[Records in a dataset]
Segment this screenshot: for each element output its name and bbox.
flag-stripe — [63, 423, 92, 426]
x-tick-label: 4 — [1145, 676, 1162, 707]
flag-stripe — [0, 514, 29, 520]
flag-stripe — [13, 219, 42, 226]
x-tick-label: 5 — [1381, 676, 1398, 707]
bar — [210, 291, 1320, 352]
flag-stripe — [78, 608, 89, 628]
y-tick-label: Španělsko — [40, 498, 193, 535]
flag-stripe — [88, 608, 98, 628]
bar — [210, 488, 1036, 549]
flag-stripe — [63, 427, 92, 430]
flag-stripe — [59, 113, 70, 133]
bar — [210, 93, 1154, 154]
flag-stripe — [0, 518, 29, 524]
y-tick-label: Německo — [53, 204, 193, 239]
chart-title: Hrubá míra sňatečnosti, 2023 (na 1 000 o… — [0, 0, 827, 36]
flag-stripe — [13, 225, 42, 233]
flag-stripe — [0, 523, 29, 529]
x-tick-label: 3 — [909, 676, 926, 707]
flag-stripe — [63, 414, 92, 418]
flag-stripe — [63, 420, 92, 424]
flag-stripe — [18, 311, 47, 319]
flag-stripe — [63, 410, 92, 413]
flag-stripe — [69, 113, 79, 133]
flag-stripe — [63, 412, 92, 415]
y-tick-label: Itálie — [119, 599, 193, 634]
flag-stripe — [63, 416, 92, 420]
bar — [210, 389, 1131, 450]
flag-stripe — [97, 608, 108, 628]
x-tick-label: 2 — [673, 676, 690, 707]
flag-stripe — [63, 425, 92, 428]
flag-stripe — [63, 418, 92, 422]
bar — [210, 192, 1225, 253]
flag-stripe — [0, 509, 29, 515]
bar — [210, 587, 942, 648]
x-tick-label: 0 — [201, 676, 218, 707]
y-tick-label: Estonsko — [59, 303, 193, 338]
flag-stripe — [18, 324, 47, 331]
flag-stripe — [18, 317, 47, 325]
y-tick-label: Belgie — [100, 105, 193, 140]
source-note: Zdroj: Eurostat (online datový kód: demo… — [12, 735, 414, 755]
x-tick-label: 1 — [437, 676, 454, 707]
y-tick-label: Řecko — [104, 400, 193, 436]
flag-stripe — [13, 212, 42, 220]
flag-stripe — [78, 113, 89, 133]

...

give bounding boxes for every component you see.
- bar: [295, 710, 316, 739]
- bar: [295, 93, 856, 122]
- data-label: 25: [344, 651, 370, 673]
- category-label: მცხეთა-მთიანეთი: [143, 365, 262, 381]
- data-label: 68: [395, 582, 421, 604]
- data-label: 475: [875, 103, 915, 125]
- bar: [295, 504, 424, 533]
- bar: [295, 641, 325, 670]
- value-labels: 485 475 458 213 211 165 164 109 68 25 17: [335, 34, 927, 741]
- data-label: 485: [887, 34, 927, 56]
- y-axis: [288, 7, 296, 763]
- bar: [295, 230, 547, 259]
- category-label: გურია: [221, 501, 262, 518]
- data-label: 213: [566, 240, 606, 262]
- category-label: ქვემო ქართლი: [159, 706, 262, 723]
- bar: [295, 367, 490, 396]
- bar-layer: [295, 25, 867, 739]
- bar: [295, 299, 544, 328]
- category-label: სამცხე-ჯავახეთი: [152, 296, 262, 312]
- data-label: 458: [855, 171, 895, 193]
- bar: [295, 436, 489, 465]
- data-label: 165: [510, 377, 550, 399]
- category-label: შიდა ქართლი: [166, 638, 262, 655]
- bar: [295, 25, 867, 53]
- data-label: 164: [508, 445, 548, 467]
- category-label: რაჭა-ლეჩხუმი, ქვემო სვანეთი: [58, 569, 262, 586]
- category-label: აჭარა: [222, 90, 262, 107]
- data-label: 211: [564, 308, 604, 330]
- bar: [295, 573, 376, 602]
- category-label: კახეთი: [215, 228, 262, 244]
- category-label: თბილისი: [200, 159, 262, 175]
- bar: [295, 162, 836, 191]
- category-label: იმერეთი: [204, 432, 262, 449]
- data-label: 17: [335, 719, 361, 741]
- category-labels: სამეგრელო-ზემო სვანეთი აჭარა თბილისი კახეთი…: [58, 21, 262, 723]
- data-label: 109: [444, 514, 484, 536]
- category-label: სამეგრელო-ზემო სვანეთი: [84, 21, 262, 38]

[DIRECTION]
Please copy everything in the material from the line containing "Segment this screenshot: for" down to the line containing "flag-stripe — [18, 311, 47, 319]", keeping both of those lines and changing nothing.

[ANSWER TO THIS EXERCISE]
Segment this screenshot: for each element output its name and bbox.
flag-stripe — [63, 423, 92, 426]
x-tick-label: 4 — [1145, 676, 1162, 707]
flag-stripe — [0, 514, 29, 520]
flag-stripe — [13, 219, 42, 226]
x-tick-label: 5 — [1381, 676, 1398, 707]
bar — [210, 291, 1320, 352]
flag-stripe — [78, 608, 89, 628]
y-tick-label: Španělsko — [40, 498, 193, 535]
flag-stripe — [88, 608, 98, 628]
bar — [210, 488, 1036, 549]
flag-stripe — [63, 427, 92, 430]
flag-stripe — [59, 113, 70, 133]
bar — [210, 93, 1154, 154]
flag-stripe — [0, 518, 29, 524]
y-tick-label: Německo — [53, 204, 193, 239]
chart-title: Hrubá míra sňatečnosti, 2023 (na 1 000 o… — [0, 0, 827, 36]
flag-stripe — [13, 225, 42, 233]
flag-stripe — [0, 523, 29, 529]
x-tick-label: 3 — [909, 676, 926, 707]
flag-stripe — [63, 414, 92, 418]
flag-stripe — [63, 420, 92, 424]
flag-stripe — [18, 311, 47, 319]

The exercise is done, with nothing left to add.